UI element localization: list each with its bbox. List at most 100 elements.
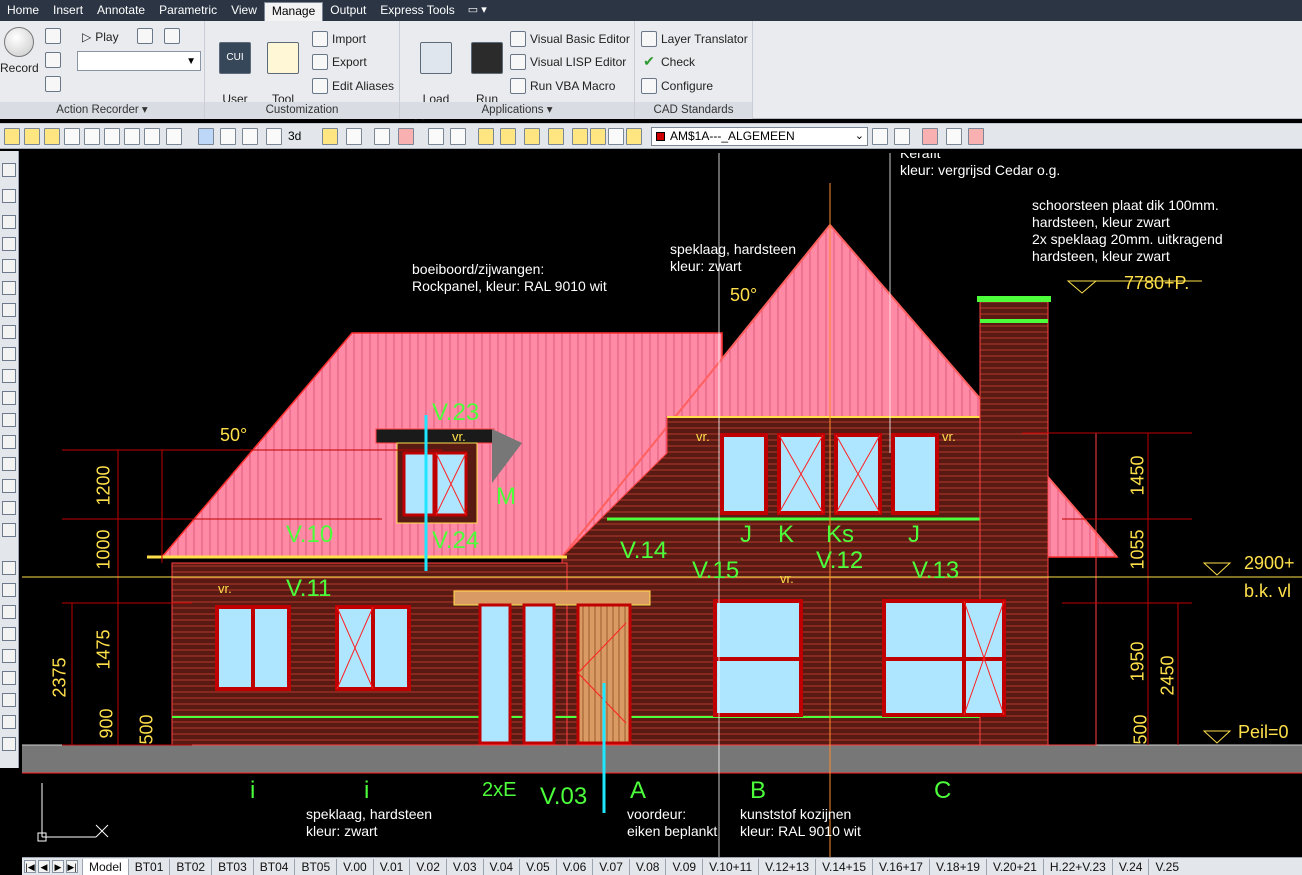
array-icon[interactable] [2,303,16,317]
sun-icon[interactable] [590,128,606,145]
chamfer-icon[interactable] [2,479,16,493]
layout-tab[interactable]: H.22+V.23 [1042,858,1112,875]
properties-icon[interactable] [428,128,444,145]
panel-title-action-recorder[interactable]: Action Recorder ▾ [0,102,204,119]
layout-tab[interactable]: V.06 [555,858,593,875]
layer-dropdown[interactable]: AM$1A---_ALGEMEEN ⌄ [651,127,868,146]
layout-tab[interactable]: V.01 [372,858,410,875]
play-button[interactable]: ▷ Play [82,27,119,46]
layer-lock-icon[interactable] [548,128,564,145]
arc-icon[interactable] [2,671,16,685]
offset-icon[interactable] [2,281,16,295]
layout-tab[interactable]: V.04 [482,858,520,875]
viewport-freeze-icon[interactable] [608,128,624,145]
visual-lisp-editor-button[interactable]: Visual LISP Editor [510,52,626,71]
layer-on-icon[interactable] [478,128,494,145]
tab-insert[interactable]: Insert [46,0,90,21]
save-icon[interactable] [346,128,362,145]
layout-tab[interactable]: V.00 [336,858,373,875]
layout-tab[interactable]: Model [82,858,128,875]
text-style-icon[interactable] [946,128,962,145]
line-icon[interactable] [2,561,16,575]
layer-properties-icon[interactable] [24,128,40,145]
help-icon[interactable] [398,128,414,145]
request-input-icon[interactable] [45,52,61,68]
layer-freeze-icon[interactable] [524,128,540,145]
last-layout-button[interactable]: ▶| [66,860,78,873]
export-button[interactable]: Export [312,52,367,71]
move-icon[interactable] [2,325,16,339]
erase-icon[interactable] [2,215,16,229]
viewport-icon[interactable] [198,128,214,145]
layout-tab[interactable]: V.18+19 [928,858,986,875]
action-macro-dropdown[interactable]: ▼ [77,51,201,71]
layout-tab[interactable]: V.03 [445,858,483,875]
layout-tab[interactable]: V.25 [1148,858,1185,875]
first-layout-button[interactable]: |◀ [24,860,36,873]
layer-unisolate-icon[interactable] [104,128,120,145]
construction-line-icon[interactable] [2,583,16,597]
polygon-icon[interactable] [2,627,16,641]
insert-base-point-icon[interactable] [45,76,61,92]
layer-isolate-icon[interactable] [84,128,100,145]
view-manager-icon[interactable] [220,128,236,145]
configure-button[interactable]: Configure [641,76,713,95]
plot-icon[interactable] [374,128,390,145]
stretch-icon[interactable] [2,391,16,405]
dimension-style-icon[interactable] [968,128,984,145]
check-button[interactable]: ✔ Check [641,52,695,71]
layout-tab[interactable]: V.02 [409,858,446,875]
drawing-canvas[interactable]: Kerafit kleur: vergrijsd Cedar o.g. scho… [22,153,1302,857]
polyline-icon[interactable] [2,605,16,619]
tab-parametric[interactable]: Parametric [152,0,224,21]
gear-icon[interactable] [266,128,282,145]
color-icon[interactable] [922,128,938,145]
object-snap-icon[interactable] [4,128,20,145]
layout-tab[interactable]: BT03 [211,858,253,875]
layer-off-icon[interactable] [500,128,516,145]
tab-output[interactable]: Output [323,0,373,21]
record-button[interactable]: Record [0,27,39,76]
manage-actions-icon[interactable] [164,28,180,44]
tab-view[interactable]: View [224,0,264,21]
point-icon[interactable] [2,737,16,751]
undo-icon[interactable] [2,163,16,177]
layout-tab[interactable]: V.12+13 [758,858,815,875]
extend-icon[interactable] [2,435,16,449]
layer-previous-icon[interactable] [64,128,80,145]
insert-message-icon[interactable] [45,28,61,44]
layout-tab[interactable]: BT02 [169,858,211,875]
edit-aliases-button[interactable]: Edit Aliases [312,76,394,95]
layout-tab[interactable]: BT01 [127,858,170,875]
layout-tab[interactable]: V.08 [628,858,666,875]
layout-tab[interactable]: V.05 [519,858,556,875]
layout-tab[interactable]: V.07 [592,858,629,875]
tab-home[interactable]: Home [0,0,46,21]
mirror-icon[interactable] [2,259,16,273]
ribbon-minimize-button[interactable]: ▭ ▾ [462,0,493,21]
preference-icon[interactable] [137,28,153,44]
circle-icon[interactable] [2,649,16,663]
redo-icon[interactable] [2,189,16,203]
copy-icon[interactable] [2,237,16,251]
open-folder-icon[interactable] [322,128,338,145]
fillet-icon[interactable] [2,501,16,515]
next-layout-button[interactable]: ▶ [52,860,64,873]
trim-icon[interactable] [2,413,16,427]
padlock-icon[interactable] [626,128,642,145]
view-3d-button[interactable]: 3d [288,129,301,143]
make-current-icon[interactable] [872,128,888,145]
rectangle-icon[interactable] [2,693,16,707]
visual-basic-editor-button[interactable]: Visual Basic Editor [510,29,630,48]
rotate-icon[interactable] [2,347,16,361]
break-icon[interactable] [2,457,16,471]
tab-manage[interactable]: Manage [263,2,324,21]
layer-change-icon[interactable] [144,128,160,145]
layer-translator-button[interactable]: Layer Translator [641,29,748,48]
explode-icon[interactable] [2,523,16,537]
panel-title-applications[interactable]: Applications ▾ [400,102,634,119]
tab-annotate[interactable]: Annotate [90,0,152,21]
layer-walk-icon[interactable] [166,128,182,145]
run-vba-macro-button[interactable]: Run VBA Macro [510,76,615,95]
lightbulb-icon[interactable] [572,128,588,145]
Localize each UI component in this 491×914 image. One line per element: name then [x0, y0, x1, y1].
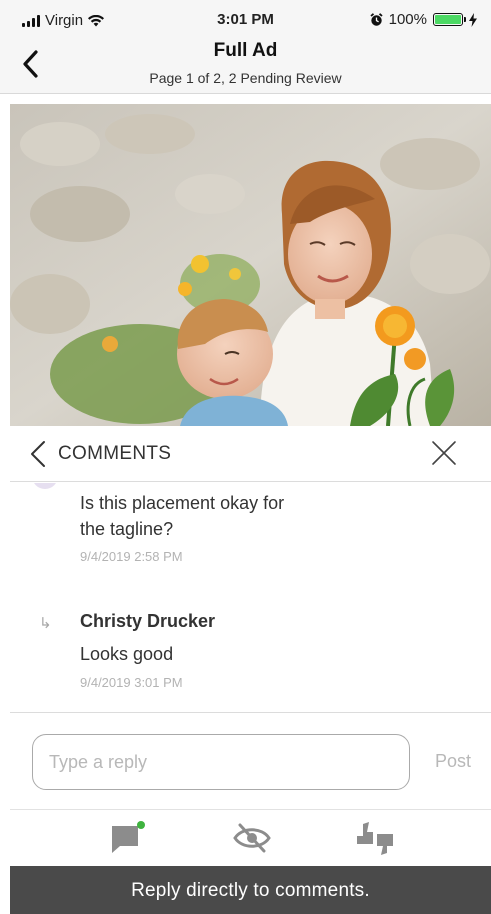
comments-title: COMMENTS	[58, 443, 172, 464]
page-title: Full Ad	[213, 40, 278, 61]
battery-fill	[435, 15, 461, 24]
reply-input[interactable]	[32, 734, 410, 790]
status-right: 100%	[370, 11, 477, 28]
comment-text: Looks good	[80, 644, 174, 664]
comments-list[interactable]: Is this placement okay for the tagline? …	[10, 483, 491, 712]
comment-timestamp: 9/4/2019 3:01 PM	[80, 675, 183, 690]
reply-arrow-icon: ↳	[39, 615, 52, 632]
comment-icon[interactable]	[108, 820, 148, 856]
left-margin	[0, 104, 10, 914]
charging-bolt-icon	[469, 12, 477, 27]
battery-percent: 100%	[388, 11, 427, 28]
comment-text-line: the tagline?	[80, 519, 174, 539]
status-bar: Virgin 3:01 PM 100%	[0, 0, 491, 36]
reply-bar: Post	[10, 712, 491, 810]
tutorial-caption: Reply directly to comments.	[10, 866, 491, 914]
comments-back-chevron-icon[interactable]	[28, 440, 48, 468]
page-subtitle: Page 1 of 2, 2 Pending Review	[149, 70, 342, 86]
bottom-toolbar	[10, 810, 491, 866]
comment-timestamp: 9/4/2019 2:58 PM	[80, 549, 183, 564]
comment-text-line: Is this placement okay for	[80, 493, 285, 513]
battery-icon	[433, 13, 466, 26]
hide-eye-icon[interactable]	[232, 820, 272, 856]
close-icon[interactable]	[431, 440, 457, 466]
alarm-icon	[370, 12, 383, 26]
thumbs-vote-icon[interactable]	[355, 820, 395, 856]
phone-screen: Virgin 3:01 PM 100% Full Ad Page 1 of 2,…	[0, 0, 491, 914]
new-comment-indicator	[137, 821, 145, 829]
ad-photo-illustration	[10, 104, 491, 426]
avatar	[32, 483, 58, 489]
comment-author: Christy Drucker	[80, 611, 216, 631]
post-button[interactable]: Post	[435, 751, 471, 772]
nav-header: Full Ad Page 1 of 2, 2 Pending Review	[0, 36, 491, 94]
comments-header: COMMENTS	[10, 426, 491, 482]
ad-photo[interactable]	[10, 104, 491, 426]
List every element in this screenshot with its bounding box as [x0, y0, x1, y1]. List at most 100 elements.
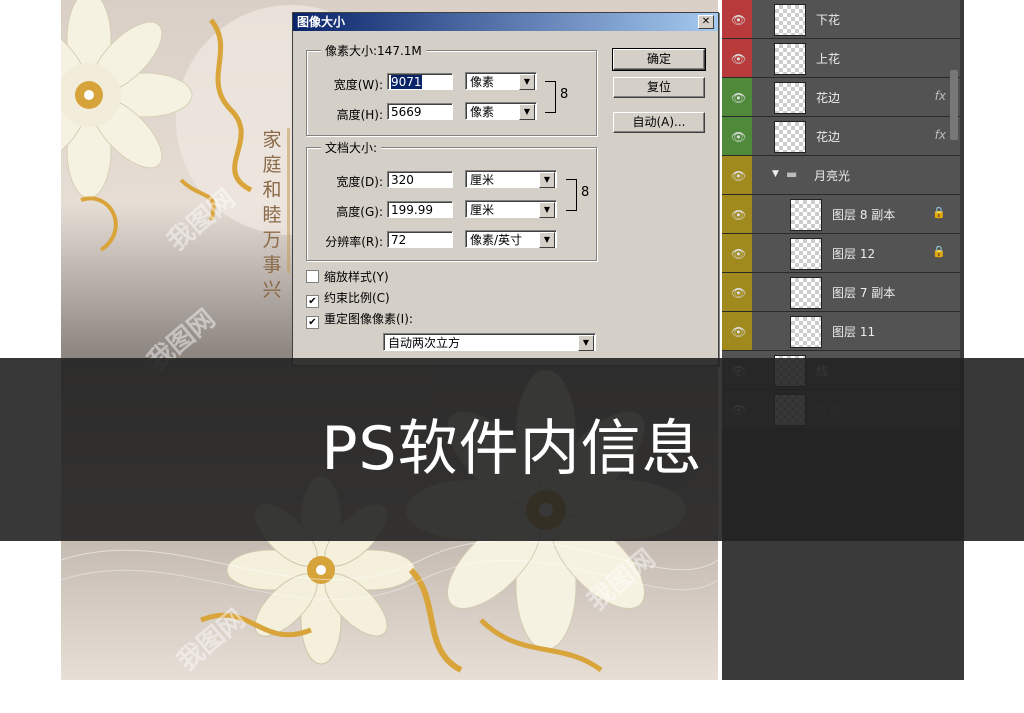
resolution-label: 分辨率(R):	[325, 235, 383, 249]
layer-thumbnail	[774, 4, 806, 36]
doc-width-unit-select[interactable]: 厘米 ▼	[465, 170, 557, 188]
width-value: 9071	[391, 75, 422, 89]
height-unit-select[interactable]: 像素 ▼	[465, 102, 537, 120]
visibility-toggle[interactable]: 👁	[722, 195, 752, 233]
chevron-down-icon: ▼	[539, 202, 555, 218]
visibility-toggle[interactable]: 👁	[722, 156, 752, 194]
eye-icon: 👁	[731, 325, 747, 339]
visibility-toggle[interactable]: 👁	[722, 312, 752, 350]
checkbox-box	[306, 270, 319, 283]
eye-icon: 👁	[731, 13, 747, 27]
layer-row[interactable]: 👁 图层 12 🔒	[722, 234, 960, 273]
group-expand-icon[interactable]: ▼	[772, 169, 779, 179]
layer-thumbnail	[774, 82, 806, 114]
visibility-toggle[interactable]: 👁	[722, 117, 752, 155]
chevron-down-icon: ▼	[578, 335, 594, 351]
resample-checkbox[interactable]: ✔ 重定图像像素(I):	[306, 310, 413, 329]
visibility-toggle[interactable]: 👁	[722, 78, 752, 116]
doc-height-unit: 厘米	[470, 203, 495, 217]
doc-width-unit: 厘米	[470, 173, 495, 187]
scale-styles-label: 缩放样式(Y)	[324, 270, 389, 284]
layer-row[interactable]: 👁 上花	[722, 39, 960, 78]
folder-icon: ▬	[786, 167, 798, 181]
visibility-toggle[interactable]: 👁	[722, 273, 752, 311]
visibility-toggle[interactable]: 👁	[722, 234, 752, 272]
artwork-vertical-text: 家庭和睦万事兴	[262, 129, 282, 301]
layer-name: 图层 12	[832, 247, 876, 261]
resolution-input[interactable]: 72	[387, 231, 453, 248]
layer-row[interactable]: 👁 花边 fx	[722, 117, 960, 156]
doc-height-value: 199.99	[391, 203, 433, 217]
height-value: 5669	[391, 105, 422, 119]
resample-method-select[interactable]: 自动两次立方 ▼	[383, 333, 596, 351]
layer-group-row[interactable]: 👁 ▼ ▬ 月亮光	[722, 156, 960, 195]
height-unit: 像素	[470, 105, 495, 119]
banner-caption: PS软件内信息	[321, 414, 703, 484]
width-input[interactable]: 9071	[387, 73, 453, 90]
visibility-toggle[interactable]: 👁	[722, 0, 752, 38]
layer-thumbnail	[774, 121, 806, 153]
dialog-title: 图像大小	[297, 15, 346, 29]
dialog-titlebar[interactable]: 图像大小	[293, 13, 718, 31]
doc-width-label: 宽度(D):	[336, 175, 383, 189]
eye-icon: 👁	[731, 247, 747, 261]
layer-row[interactable]: 👁 图层 8 副本 🔒	[722, 195, 960, 234]
layer-thumbnail	[790, 316, 822, 348]
constrain-proportions-checkbox[interactable]: ✔ 约束比例(C)	[306, 289, 390, 308]
chevron-down-icon: ▼	[519, 104, 535, 120]
close-icon[interactable]: ✕	[698, 15, 714, 29]
layer-name: 月亮光	[814, 169, 851, 183]
layer-name: 图层 11	[832, 325, 876, 339]
layer-name: 花边	[816, 91, 841, 105]
eye-icon: 👁	[731, 130, 747, 144]
eye-icon: 👁	[731, 169, 747, 183]
layer-name: 上花	[816, 52, 841, 66]
doc-height-label: 高度(G):	[336, 205, 383, 219]
layer-name: 下花	[816, 13, 841, 27]
layer-name: 花边	[816, 130, 841, 144]
constrain-label: 约束比例(C)	[324, 291, 390, 305]
auto-button[interactable]: 自动(A)...	[613, 112, 705, 133]
layer-row[interactable]: 👁 下花	[722, 0, 960, 39]
layer-effects-icon[interactable]: fx	[935, 128, 946, 142]
chain-link-icon: 8	[581, 185, 590, 200]
layer-row[interactable]: 👁 图层 7 副本	[722, 273, 960, 312]
resolution-unit-select[interactable]: 像素/英寸 ▼	[465, 230, 557, 248]
doc-height-input[interactable]: 199.99	[387, 201, 453, 218]
doc-height-unit-select[interactable]: 厘米 ▼	[465, 200, 557, 218]
resample-method: 自动两次立方	[388, 336, 461, 350]
resolution-value: 72	[391, 233, 407, 247]
doc-width-input[interactable]: 320	[387, 171, 453, 188]
lock-icon: 🔒	[932, 206, 946, 219]
layer-thumbnail	[790, 277, 822, 309]
chevron-down-icon: ▼	[539, 172, 555, 188]
layer-effects-icon[interactable]: fx	[935, 89, 946, 103]
layer-name: 图层 7 副本	[832, 286, 896, 300]
chevron-down-icon: ▼	[539, 232, 555, 248]
lock-icon: 🔒	[932, 245, 946, 258]
image-size-dialog: 图像大小 ✕ 像素大小:147.1M 宽度(W): 9071 像素 ▼ 高度(H…	[292, 12, 719, 366]
chevron-down-icon: ▼	[519, 74, 535, 90]
layer-row[interactable]: 👁 花边 fx	[722, 78, 960, 117]
layer-name: 图层 8 副本	[832, 208, 896, 222]
layers-panel: 👁 下花 👁 上花 👁 花边 fx 👁 花边 fx 👁 ▼ ▬ 月亮光 👁 图层 8 副本 🔒 👁 图层 12 🔒 👁 图…	[722, 0, 964, 680]
eye-icon: 👁	[731, 208, 747, 222]
layer-thumbnail	[790, 238, 822, 270]
width-unit-select[interactable]: 像素 ▼	[465, 72, 537, 90]
reset-button[interactable]: 复位	[613, 77, 705, 98]
layer-thumbnail	[790, 199, 822, 231]
eye-icon: 👁	[731, 52, 747, 66]
width-label: 宽度(W):	[333, 78, 383, 92]
panel-scrollbar[interactable]	[950, 70, 958, 140]
eye-icon: 👁	[731, 286, 747, 300]
pixel-size-label: 像素大小:147.1M	[321, 42, 426, 59]
width-unit: 像素	[470, 75, 495, 89]
scale-styles-checkbox[interactable]: 缩放样式(Y)	[306, 268, 389, 285]
height-label: 高度(H):	[336, 108, 383, 122]
link-bracket	[566, 179, 577, 211]
ok-button[interactable]: 确定	[612, 48, 706, 71]
visibility-toggle[interactable]: 👁	[722, 39, 752, 77]
height-input[interactable]: 5669	[387, 103, 453, 120]
layer-row[interactable]: 👁 图层 11	[722, 312, 960, 351]
layer-thumbnail	[774, 43, 806, 75]
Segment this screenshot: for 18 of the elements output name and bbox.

● ● ●

Print the stretch of the listing from the line containing "array-icon[interactable] [2,303,16,317]" through the line containing "layer-properties-icon[interactable] [24,128,40,145]", exactly as each line appears.

array-icon[interactable] [2,303,16,317]
sun-icon[interactable] [590,128,606,145]
chamfer-icon[interactable] [2,479,16,493]
layout-tab[interactable]: H.22+V.23 [1042,858,1112,875]
properties-icon[interactable] [428,128,444,145]
panel-title-action-recorder[interactable]: Action Recorder ▾ [0,102,204,119]
layout-tab[interactable]: V.06 [555,858,593,875]
layer-dropdown[interactable]: AM$1A---_ALGEMEEN ⌄ [651,127,868,146]
layout-tab[interactable]: V.01 [372,858,410,875]
play-button[interactable]: ▷ Play [82,27,119,46]
layer-lock-icon[interactable] [548,128,564,145]
arc-icon[interactable] [2,671,16,685]
offset-icon[interactable] [2,281,16,295]
layout-tab[interactable]: V.04 [482,858,520,875]
viewport-freeze-icon[interactable] [608,128,624,145]
visual-lisp-editor-button[interactable]: Visual LISP Editor [510,52,626,71]
layer-on-icon[interactable] [478,128,494,145]
tab-insert[interactable]: Insert [46,0,90,21]
save-icon[interactable] [346,128,362,145]
layout-tab[interactable]: V.00 [336,858,373,875]
layout-tab[interactable]: Model [82,858,128,875]
text-style-icon[interactable] [946,128,962,145]
line-icon[interactable] [2,561,16,575]
layer-properties-icon[interactable] [24,128,40,145]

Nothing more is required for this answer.